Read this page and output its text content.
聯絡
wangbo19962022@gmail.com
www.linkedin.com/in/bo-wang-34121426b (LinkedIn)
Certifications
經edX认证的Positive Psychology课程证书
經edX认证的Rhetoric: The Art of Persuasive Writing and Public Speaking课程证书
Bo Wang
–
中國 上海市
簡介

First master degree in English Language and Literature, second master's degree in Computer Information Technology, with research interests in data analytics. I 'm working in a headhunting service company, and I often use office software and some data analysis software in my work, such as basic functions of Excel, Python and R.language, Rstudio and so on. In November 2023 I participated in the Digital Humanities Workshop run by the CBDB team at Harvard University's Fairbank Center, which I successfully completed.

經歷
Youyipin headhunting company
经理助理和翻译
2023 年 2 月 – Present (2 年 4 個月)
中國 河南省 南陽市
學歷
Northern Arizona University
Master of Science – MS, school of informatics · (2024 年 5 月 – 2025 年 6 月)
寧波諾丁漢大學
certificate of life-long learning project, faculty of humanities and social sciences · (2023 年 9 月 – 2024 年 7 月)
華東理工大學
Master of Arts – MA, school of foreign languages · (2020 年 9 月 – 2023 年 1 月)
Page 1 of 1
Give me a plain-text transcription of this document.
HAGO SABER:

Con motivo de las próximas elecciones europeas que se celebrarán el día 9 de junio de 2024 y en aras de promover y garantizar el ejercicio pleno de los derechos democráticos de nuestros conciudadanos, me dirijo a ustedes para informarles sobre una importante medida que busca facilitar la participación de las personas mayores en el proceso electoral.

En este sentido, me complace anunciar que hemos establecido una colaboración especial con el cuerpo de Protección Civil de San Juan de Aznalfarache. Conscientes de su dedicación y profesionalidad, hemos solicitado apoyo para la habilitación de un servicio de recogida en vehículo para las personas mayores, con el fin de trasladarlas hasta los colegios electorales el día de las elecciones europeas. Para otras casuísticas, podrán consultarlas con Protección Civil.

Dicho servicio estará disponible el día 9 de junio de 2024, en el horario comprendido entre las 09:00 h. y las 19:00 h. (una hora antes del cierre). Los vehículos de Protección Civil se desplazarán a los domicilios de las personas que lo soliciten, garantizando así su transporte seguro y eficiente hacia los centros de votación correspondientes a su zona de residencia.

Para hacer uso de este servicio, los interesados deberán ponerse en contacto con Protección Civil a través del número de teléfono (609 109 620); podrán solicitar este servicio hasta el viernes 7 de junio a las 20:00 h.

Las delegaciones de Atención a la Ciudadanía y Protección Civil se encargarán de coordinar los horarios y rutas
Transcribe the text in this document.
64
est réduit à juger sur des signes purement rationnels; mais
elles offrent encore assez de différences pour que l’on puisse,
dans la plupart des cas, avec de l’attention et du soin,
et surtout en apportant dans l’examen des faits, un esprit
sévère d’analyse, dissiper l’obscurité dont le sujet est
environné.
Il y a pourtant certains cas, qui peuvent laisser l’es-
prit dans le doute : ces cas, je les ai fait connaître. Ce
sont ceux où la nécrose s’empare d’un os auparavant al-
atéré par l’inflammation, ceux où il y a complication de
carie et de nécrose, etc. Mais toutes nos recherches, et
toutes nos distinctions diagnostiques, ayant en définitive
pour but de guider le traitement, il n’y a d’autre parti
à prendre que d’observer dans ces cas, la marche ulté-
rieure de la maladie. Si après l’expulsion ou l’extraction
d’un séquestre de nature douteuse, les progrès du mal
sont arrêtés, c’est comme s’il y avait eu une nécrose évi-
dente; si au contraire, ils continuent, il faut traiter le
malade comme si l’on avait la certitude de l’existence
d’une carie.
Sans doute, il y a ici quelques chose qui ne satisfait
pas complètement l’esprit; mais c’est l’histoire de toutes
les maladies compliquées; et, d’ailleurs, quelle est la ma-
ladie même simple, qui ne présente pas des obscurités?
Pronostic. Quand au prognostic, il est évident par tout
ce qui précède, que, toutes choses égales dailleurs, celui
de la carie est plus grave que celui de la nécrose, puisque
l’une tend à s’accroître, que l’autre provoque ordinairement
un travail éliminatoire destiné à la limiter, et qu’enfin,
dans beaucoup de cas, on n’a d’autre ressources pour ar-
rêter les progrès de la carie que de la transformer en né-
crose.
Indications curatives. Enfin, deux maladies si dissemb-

▶ _Task to carry out_: Repeat every entry exactly, please.

▶ _Exercise response_:
Read this page and output its text content.
聯絡
wangbo19962022@gmail.com
www.linkedin.com/in/bo-wang-34121426b (LinkedIn)
Certifications
經edX认证的Positive Psychology课程证书
經edX认证的Rhetoric: The Art of Persuasive Writing and Public Speaking课程证书
Bo Wang
–
中國 上海市
簡介

First master degree in English Language and Literature, second master's degree in Computer Information Technology, with research interests in data analytics. I 'm working in a headhunting service company, and I often use office software and some data analysis software in my work, such as basic functions of Excel, Python and R.language, Rstudio and so on. In November 2023 I participated in the Digital Humanities Workshop run by the CBDB team at Harvard University's Fairbank Center, which I successfully completed.

經歷
Youyipin headhunting company
经理助理和翻译
2023 年 2 月 – Present (2 年 4 個月)
中國 河南省 南陽市
學歷
Northern Arizona University
Master of Science – MS, school of informatics · (2024 年 5 月 – 2025 年 6 月)
寧波諾丁漢大學
certificate of life-long learning project, faculty of humanities and social sciences · (2023 年 9 月 – 2024 年 7 月)
華東理工大學
Master of Arts – MA, school of foreign languages · (2020 年 9 月 – 2023 年 1 月)
Page 1 of 1
Give me a plain-text transcription of this document.
HAGO SABER:

Con motivo de las próximas elecciones europeas que se celebrarán el día 9 de junio de 2024 y en aras de promover y garantizar el ejercicio pleno de los derechos democráticos de nuestros conciudadanos, me dirijo a ustedes para informarles sobre una importante medida que busca facilitar la participación de las personas mayores en el proceso electoral.

En este sentido, me complace anunciar que hemos establecido una colaboración especial con el cuerpo de Protección Civil de San Juan de Aznalfarache. Conscientes de su dedicación y profesionalidad, hemos solicitado apoyo para la habilitación de un servicio de recogida en vehículo para las personas mayores, con el fin de trasladarlas hasta los colegios electorales el día de las elecciones europeas. Para otras casuísticas, podrán consultarlas con Protección Civil.

Dicho servicio estará disponible el día 9 de junio de 2024, en el horario comprendido entre las 09:00 h. y las 19:00 h. (una hora antes del cierre). Los vehículos de Protección Civil se desplazarán a los domicilios de las personas que lo soliciten, garantizando así su transporte seguro y eficiente hacia los centros de votación correspondientes a su zona de residencia.

Para hacer uso de este servicio, los interesados deberán ponerse en contacto con Protección Civil a través del número de teléfono (609 109 620); podrán solicitar este servicio hasta el viernes 7 de junio a las 20:00 h.

Las delegaciones de Atención a la Ciudadanía y Protección Civil se encargarán de coordinar los horarios y rutas
Transcribe the text in this document.
64
est réduit à juger sur des signes purement rationnels; mais
elles offrent encore assez de différences pour que l’on puisse,
dans la plupart des cas, avec de l’attention et du soin,
et surtout en apportant dans l’examen des faits, un esprit
sévère d’analyse, dissiper l’obscurité dont le sujet est
environné.
Il y a pourtant certains cas, qui peuvent laisser l’es-
prit dans le doute : ces cas, je les ai fait connaître. Ce
sont ceux où la nécrose s’empare d’un os auparavant al-
atéré par l’inflammation, ceux où il y a complication de
carie et de nécrose, etc. Mais toutes nos recherches, et
toutes nos distinctions diagnostiques, ayant en définitive
pour but de guider le traitement, il n’y a d’autre parti
à prendre que d’observer dans ces cas, la marche ulté-
rieure de la maladie. Si après l’expulsion ou l’extraction
d’un séquestre de nature douteuse, les progrès du mal
sont arrêtés, c’est comme s’il y avait eu une nécrose évi-
dente; si au contraire, ils continuent, il faut traiter le
malade comme si l’on avait la certitude de l’existence
d’une carie.
Sans doute, il y a ici quelques chose qui ne satisfait
pas complètement l’esprit; mais c’est l’histoire de toutes
les maladies compliquées; et, d’ailleurs, quelle est la ma-
ladie même simple, qui ne présente pas des obscurités?
Pronostic. Quand au prognostic, il est évident par tout
ce qui précède, que, toutes choses égales dailleurs, celui
de la carie est plus grave que celui de la nécrose, puisque
l’une tend à s’accroître, que l’autre provoque ordinairement
un travail éliminatoire destiné à la limiter, et qu’enfin,
dans beaucoup de cas, on n’a d’autre ressources pour ar-
rêter les progrès de la carie que de la transformer en né-
crose.
Indications curatives. Enfin, deux maladies si dissemb-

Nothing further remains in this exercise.